------ Data to process
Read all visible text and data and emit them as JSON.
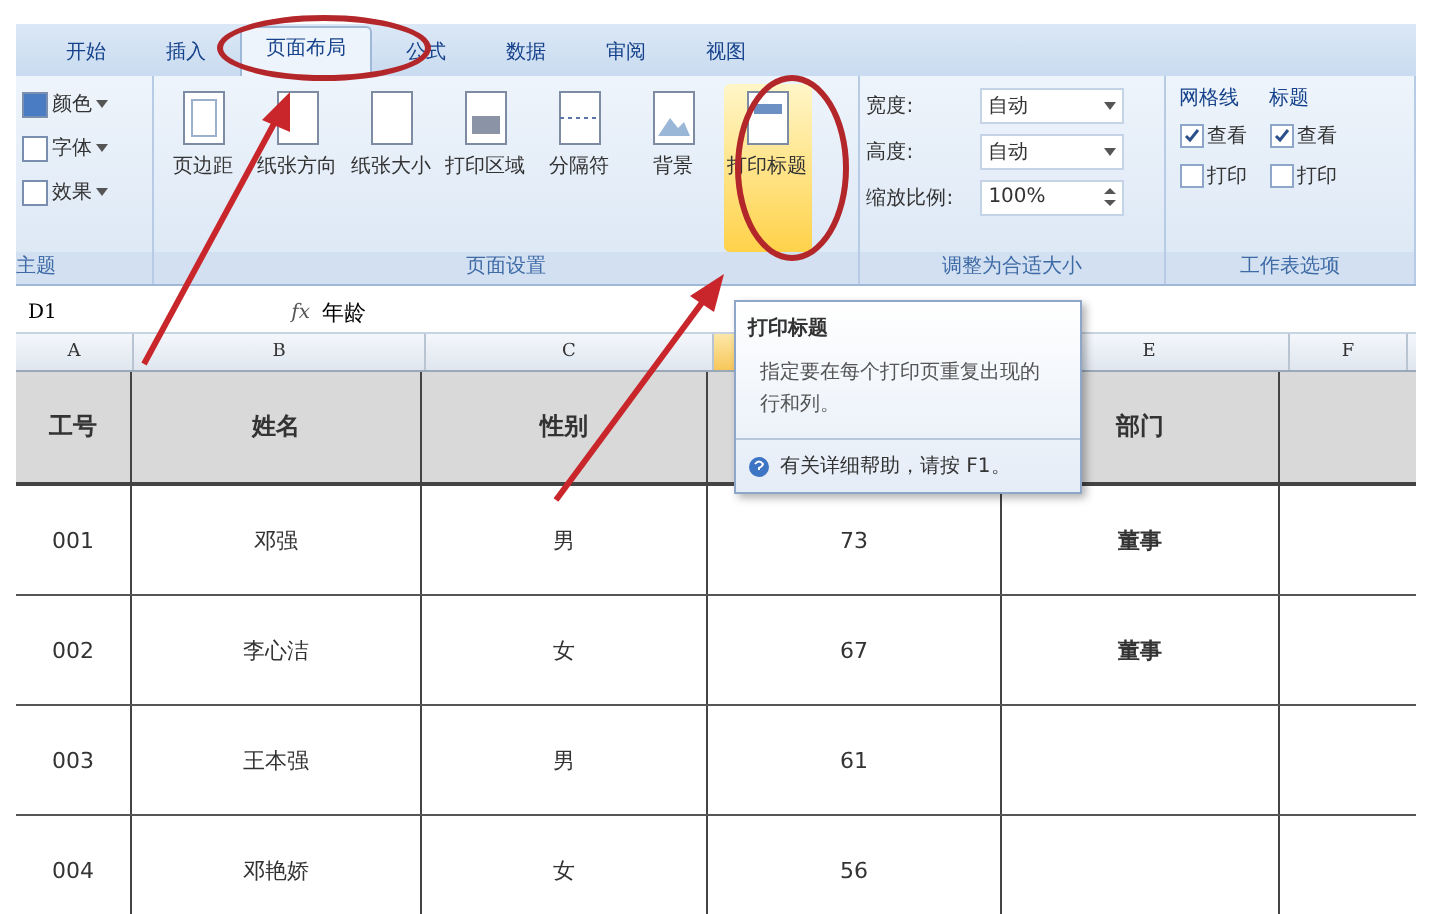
{
  "tabs": [
    {
      "label": "开始",
      "selected": false
    },
    {
      "label": "插入",
      "selected": false
    },
    {
      "label": "页面布局",
      "selected": true
    },
    {
      "label": "公式",
      "selected": false
    },
    {
      "label": "数据",
      "selected": false
    },
    {
      "label": "审阅",
      "selected": false
    },
    {
      "label": "视图",
      "selected": false
    }
  ],
  "ribbon": {
    "theme_group": {
      "label": "主题",
      "items": [
        "颜色",
        "字体",
        "效果"
      ]
    },
    "page_setup": {
      "label": "页面设置",
      "buttons": [
        {
          "label": "页边距",
          "highlighted": false
        },
        {
          "label": "纸张方向",
          "highlighted": false
        },
        {
          "label": "纸张大小",
          "highlighted": false
        },
        {
          "label": "打印区域",
          "highlighted": false
        },
        {
          "label": "分隔符",
          "highlighted": false
        },
        {
          "label": "背景",
          "highlighted": false
        },
        {
          "label": "打印标题",
          "highlighted": true
        }
      ]
    },
    "scale_to_fit": {
      "label": "调整为合适大小",
      "rows": [
        {
          "label": "宽度:",
          "value": "自动",
          "kind": "dropdown"
        },
        {
          "label": "高度:",
          "value": "自动",
          "kind": "dropdown"
        },
        {
          "label": "缩放比例:",
          "value": "100%",
          "kind": "spinner"
        }
      ]
    },
    "sheet_options": {
      "label": "工作表选项",
      "columns": [
        {
          "title": "网格线",
          "view": {
            "label": "查看",
            "checked": true
          },
          "print": {
            "label": "打印",
            "checked": false
          }
        },
        {
          "title": "标题",
          "view": {
            "label": "查看",
            "checked": true
          },
          "print": {
            "label": "打印",
            "checked": false
          }
        }
      ]
    }
  },
  "formula_bar": {
    "name_box": "D1",
    "fx": "fx",
    "value": "年龄"
  },
  "column_headers": [
    {
      "letter": "A",
      "selected": false
    },
    {
      "letter": "B",
      "selected": false
    },
    {
      "letter": "C",
      "selected": false
    },
    {
      "selected": true
    },
    {
      "letter": "E",
      "selected": false
    },
    {
      "letter": "F",
      "selected": false
    }
  ],
  "table": {
    "header": [
      "工号",
      "姓名",
      "性别"
    ],
    "header_after_tooltip": [
      "部门"
    ],
    "rows": [
      {
        "cells": [
          "001",
          "邓强",
          "男",
          "73",
          "董事"
        ]
      },
      {
        "cells": [
          "002",
          "李心洁",
          "女",
          "67",
          "董事"
        ]
      },
      {
        "cells": [
          "003",
          "王本强",
          "男",
          "61"
        ]
      },
      {
        "cells": [
          "004",
          "邓艳娇",
          "女",
          "56"
        ]
      }
    ]
  },
  "tooltip": {
    "title": "打印标题",
    "body": "指定要在每个打印页重复出现的行和列。",
    "help": "有关详细帮助，请按 F1。"
  }
}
------------
Count every line in the preceding entries where the string "letter" appears, then state only the total.

### Result of the exercise
5